Keep only those lines of the records that include the string "JSON".

################

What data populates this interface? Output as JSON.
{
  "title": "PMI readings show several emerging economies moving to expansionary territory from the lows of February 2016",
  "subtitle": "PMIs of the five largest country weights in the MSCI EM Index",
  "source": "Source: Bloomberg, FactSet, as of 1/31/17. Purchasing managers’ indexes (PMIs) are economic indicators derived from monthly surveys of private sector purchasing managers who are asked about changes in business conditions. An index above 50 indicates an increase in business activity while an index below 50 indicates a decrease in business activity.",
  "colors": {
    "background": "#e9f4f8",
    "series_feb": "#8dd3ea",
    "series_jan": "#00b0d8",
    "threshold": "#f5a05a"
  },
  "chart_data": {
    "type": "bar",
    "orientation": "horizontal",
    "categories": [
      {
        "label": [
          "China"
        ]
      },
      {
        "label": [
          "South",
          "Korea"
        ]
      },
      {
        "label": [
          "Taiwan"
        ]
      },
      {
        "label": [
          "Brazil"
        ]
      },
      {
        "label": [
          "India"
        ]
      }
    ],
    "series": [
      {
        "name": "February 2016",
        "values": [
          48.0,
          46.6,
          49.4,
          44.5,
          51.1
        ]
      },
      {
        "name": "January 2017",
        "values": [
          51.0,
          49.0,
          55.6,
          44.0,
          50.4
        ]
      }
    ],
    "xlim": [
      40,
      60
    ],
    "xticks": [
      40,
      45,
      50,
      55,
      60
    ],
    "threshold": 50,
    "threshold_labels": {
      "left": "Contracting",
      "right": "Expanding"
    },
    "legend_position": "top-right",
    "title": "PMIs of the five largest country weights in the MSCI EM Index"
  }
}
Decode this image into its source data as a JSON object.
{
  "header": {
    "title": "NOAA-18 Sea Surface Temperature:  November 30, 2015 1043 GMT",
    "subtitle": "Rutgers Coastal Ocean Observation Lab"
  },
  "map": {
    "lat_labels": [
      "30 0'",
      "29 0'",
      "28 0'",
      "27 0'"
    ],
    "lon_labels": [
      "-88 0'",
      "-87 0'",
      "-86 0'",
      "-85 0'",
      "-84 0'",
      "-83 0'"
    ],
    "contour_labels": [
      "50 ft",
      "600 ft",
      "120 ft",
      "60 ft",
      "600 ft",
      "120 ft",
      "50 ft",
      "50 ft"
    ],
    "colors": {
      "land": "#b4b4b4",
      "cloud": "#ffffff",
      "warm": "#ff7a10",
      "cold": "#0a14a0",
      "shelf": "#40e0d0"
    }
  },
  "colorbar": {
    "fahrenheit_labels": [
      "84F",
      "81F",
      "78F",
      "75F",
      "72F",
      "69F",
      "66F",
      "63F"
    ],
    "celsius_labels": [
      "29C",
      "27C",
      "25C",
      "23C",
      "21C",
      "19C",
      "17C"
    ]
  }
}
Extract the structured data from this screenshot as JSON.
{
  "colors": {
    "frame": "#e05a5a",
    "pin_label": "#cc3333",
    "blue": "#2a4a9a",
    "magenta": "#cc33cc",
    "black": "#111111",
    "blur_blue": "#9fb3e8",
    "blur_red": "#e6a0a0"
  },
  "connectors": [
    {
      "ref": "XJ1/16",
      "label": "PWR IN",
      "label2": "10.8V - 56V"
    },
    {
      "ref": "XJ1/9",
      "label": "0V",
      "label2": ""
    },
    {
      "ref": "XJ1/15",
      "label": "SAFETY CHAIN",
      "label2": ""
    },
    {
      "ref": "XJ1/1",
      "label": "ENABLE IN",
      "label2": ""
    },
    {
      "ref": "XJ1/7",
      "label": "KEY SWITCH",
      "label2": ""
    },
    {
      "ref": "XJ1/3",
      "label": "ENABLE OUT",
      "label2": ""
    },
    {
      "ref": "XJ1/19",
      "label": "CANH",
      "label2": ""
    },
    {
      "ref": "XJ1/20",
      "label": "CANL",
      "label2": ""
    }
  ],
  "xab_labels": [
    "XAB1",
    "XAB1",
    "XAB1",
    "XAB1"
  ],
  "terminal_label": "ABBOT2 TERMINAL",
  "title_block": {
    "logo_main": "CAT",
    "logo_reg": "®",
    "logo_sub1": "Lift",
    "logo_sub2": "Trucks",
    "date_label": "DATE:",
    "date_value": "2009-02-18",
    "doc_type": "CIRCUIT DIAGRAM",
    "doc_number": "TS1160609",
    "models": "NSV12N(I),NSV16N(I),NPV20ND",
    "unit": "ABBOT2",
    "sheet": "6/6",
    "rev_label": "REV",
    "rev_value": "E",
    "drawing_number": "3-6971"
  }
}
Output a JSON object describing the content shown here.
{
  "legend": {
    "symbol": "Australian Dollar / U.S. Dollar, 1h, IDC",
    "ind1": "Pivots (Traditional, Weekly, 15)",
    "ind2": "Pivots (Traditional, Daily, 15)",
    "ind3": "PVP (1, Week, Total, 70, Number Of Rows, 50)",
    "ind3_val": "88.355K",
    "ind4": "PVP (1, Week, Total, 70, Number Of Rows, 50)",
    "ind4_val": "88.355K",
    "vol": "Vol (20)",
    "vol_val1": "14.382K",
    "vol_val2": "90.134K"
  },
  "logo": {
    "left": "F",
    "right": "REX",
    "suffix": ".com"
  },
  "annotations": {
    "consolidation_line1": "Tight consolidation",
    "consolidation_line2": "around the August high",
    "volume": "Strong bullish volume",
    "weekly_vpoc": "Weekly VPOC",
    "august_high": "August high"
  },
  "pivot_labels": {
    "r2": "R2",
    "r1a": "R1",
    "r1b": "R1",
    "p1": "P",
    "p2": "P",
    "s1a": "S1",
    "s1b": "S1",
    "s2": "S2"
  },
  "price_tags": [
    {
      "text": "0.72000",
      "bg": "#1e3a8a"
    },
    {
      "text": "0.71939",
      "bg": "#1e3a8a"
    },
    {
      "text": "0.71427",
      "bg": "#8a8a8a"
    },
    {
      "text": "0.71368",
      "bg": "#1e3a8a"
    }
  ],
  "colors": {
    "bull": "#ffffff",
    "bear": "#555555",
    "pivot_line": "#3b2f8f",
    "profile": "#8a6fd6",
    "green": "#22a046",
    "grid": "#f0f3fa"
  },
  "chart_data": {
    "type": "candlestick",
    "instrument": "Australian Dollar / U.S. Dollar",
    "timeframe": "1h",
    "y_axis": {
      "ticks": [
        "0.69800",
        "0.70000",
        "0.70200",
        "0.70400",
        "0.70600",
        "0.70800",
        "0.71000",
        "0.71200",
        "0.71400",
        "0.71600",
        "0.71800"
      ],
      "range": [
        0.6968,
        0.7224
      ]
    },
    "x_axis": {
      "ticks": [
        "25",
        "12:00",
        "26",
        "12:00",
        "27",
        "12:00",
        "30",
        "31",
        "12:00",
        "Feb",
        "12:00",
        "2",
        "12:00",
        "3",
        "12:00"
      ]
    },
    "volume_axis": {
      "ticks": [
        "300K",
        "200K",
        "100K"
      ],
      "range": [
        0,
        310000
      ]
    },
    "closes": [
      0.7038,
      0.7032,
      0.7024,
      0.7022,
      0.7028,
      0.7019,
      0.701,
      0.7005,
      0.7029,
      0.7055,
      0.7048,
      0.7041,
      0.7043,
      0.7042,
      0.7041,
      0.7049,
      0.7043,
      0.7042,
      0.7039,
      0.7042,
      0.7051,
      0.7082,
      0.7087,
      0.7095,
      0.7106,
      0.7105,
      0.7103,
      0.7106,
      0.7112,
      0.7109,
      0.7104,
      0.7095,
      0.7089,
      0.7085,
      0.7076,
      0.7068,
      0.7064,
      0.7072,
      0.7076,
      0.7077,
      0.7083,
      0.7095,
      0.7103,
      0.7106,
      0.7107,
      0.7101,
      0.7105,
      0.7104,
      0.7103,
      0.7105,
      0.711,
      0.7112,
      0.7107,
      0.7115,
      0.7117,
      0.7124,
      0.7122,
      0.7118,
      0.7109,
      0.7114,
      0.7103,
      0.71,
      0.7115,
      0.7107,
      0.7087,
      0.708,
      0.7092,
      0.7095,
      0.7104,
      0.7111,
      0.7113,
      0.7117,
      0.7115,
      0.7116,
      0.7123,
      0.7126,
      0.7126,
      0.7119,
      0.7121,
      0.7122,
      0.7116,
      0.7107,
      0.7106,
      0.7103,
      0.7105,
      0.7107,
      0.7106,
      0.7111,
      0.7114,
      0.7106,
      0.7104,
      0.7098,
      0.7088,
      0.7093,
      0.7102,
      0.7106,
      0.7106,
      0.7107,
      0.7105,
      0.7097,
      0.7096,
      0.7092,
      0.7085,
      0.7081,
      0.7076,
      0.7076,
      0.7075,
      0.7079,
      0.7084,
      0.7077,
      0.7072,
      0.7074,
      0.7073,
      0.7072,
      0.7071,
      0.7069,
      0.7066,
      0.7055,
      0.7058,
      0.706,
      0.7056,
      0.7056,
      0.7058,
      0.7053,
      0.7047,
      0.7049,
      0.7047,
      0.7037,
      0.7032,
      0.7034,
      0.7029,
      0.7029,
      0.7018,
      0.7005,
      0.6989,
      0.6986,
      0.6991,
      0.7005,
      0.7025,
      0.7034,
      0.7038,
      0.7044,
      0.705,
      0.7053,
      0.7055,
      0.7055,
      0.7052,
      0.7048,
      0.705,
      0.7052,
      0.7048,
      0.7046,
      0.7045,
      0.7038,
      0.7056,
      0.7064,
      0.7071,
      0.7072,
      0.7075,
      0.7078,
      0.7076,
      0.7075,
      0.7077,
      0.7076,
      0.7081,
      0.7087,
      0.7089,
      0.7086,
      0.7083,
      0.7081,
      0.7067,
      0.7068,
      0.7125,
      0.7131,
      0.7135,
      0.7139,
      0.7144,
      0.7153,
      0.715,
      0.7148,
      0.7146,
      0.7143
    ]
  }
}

################

Correct answer -
What data populates this interface? Output as JSON.
Decode this image into its source data as a JSON object.
Extract the structured data from this screenshot as JSON.
Output a JSON object describing the content shown here.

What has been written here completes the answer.